__What the task asks__. Search the listing for "this" and copy every line where it appears.

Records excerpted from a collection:

········

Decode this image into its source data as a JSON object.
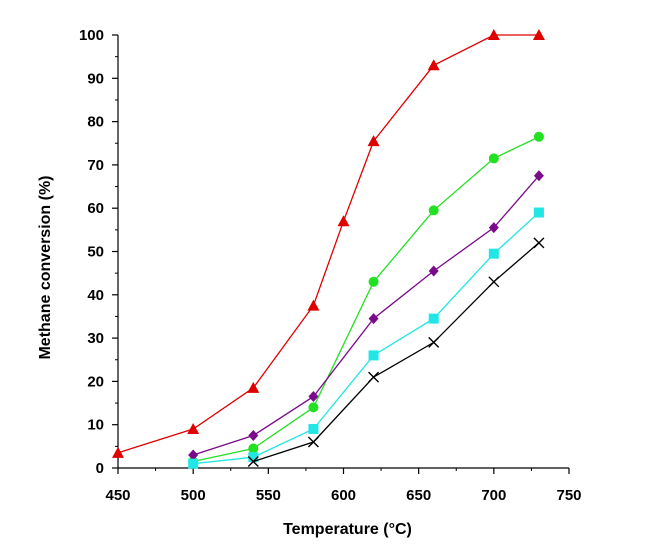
{
  "chart_data": {
    "type": "line",
    "title": "",
    "xlabel": "Temperature (°C)",
    "ylabel": "Methane conversion (%)",
    "xlim": [
      450,
      750
    ],
    "ylim": [
      0,
      100
    ],
    "xticks": [
      450,
      500,
      550,
      600,
      650,
      700,
      750
    ],
    "yticks": [
      0,
      10,
      20,
      30,
      40,
      50,
      60,
      70,
      80,
      90,
      100
    ],
    "grid": false,
    "legend": "none",
    "series": [
      {
        "color": "#e00000",
        "marker": "triangle",
        "x": [
          450,
          500,
          540,
          580,
          600,
          620,
          660,
          700,
          730
        ],
        "y": [
          3.5,
          9,
          18.5,
          37.5,
          57,
          75.5,
          93,
          100,
          100
        ]
      },
      {
        "color": "#22e022",
        "marker": "circle",
        "x": [
          500,
          540,
          580,
          620,
          660,
          700,
          730
        ],
        "y": [
          1.5,
          4.5,
          14,
          43,
          59.5,
          71.5,
          76.5
        ]
      },
      {
        "color": "#7a0a8a",
        "marker": "diamond",
        "x": [
          500,
          540,
          580,
          620,
          660,
          700,
          730
        ],
        "y": [
          3,
          7.5,
          16.5,
          34.5,
          45.5,
          55.5,
          67.5
        ]
      },
      {
        "color": "#22e6e6",
        "marker": "square",
        "x": [
          500,
          540,
          580,
          620,
          660,
          700,
          730
        ],
        "y": [
          1,
          2.5,
          9,
          26,
          34.5,
          49.5,
          59
        ]
      },
      {
        "color": "#000000",
        "marker": "x",
        "x": [
          540,
          580,
          620,
          660,
          700,
          730
        ],
        "y": [
          1.5,
          6,
          21,
          29,
          43,
          52
        ]
      }
    ]
  }
}
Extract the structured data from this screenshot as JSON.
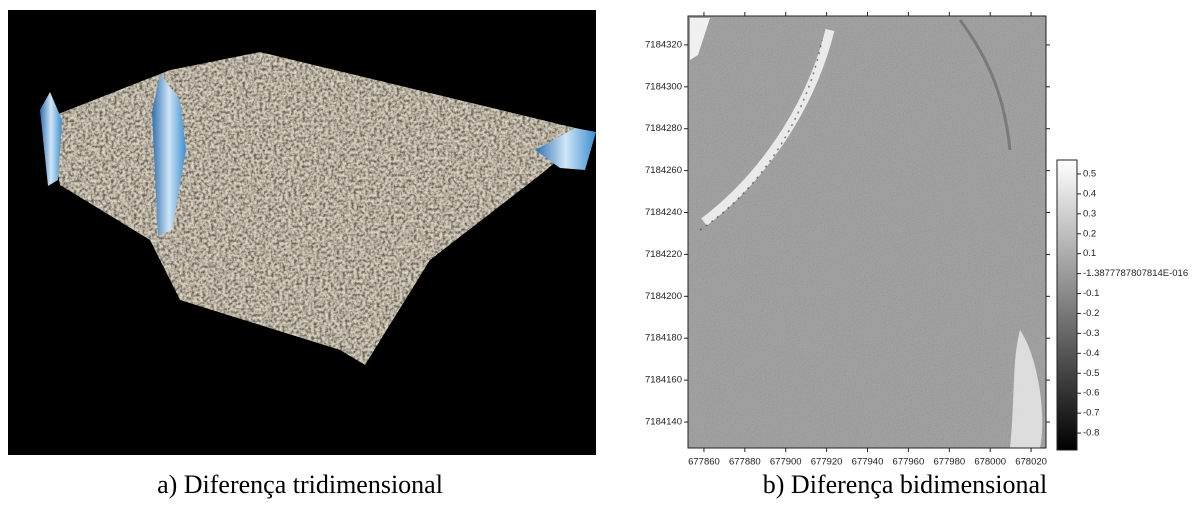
{
  "panels": [
    {
      "caption": "a) Diferença tridimensional"
    },
    {
      "caption": "b) Diferença bidimensional"
    }
  ],
  "chart_data": {
    "type": "raster",
    "xlim": [
      677852.2,
      678027.3
    ],
    "xticks": [
      677860,
      677880,
      677900,
      677920,
      677940,
      677960,
      677980,
      678000,
      678020
    ],
    "ylim": [
      7184127.6,
      7184333.8
    ],
    "yticks": [
      7184140,
      7184160,
      7184180,
      7184200,
      7184220,
      7184240,
      7184260,
      7184280,
      7184300,
      7184320
    ],
    "colormap": [
      "#000000",
      "#ffffff"
    ],
    "colorbar": {
      "lim": [
        -0.885,
        0.57
      ],
      "ticks": [
        0.5,
        0.4,
        0.3,
        0.2,
        0.1,
        {
          "value": -1.3877787807814e-16,
          "label": "-1.3877787807814E-016"
        },
        -0.1,
        -0.2,
        -0.3,
        -0.4,
        -0.5,
        -0.6,
        -0.7,
        -0.8
      ]
    }
  }
}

········

__Output of the task__.
Decode this image into its source data as a JSON object.
Extract the structured data from this screenshot as JSON.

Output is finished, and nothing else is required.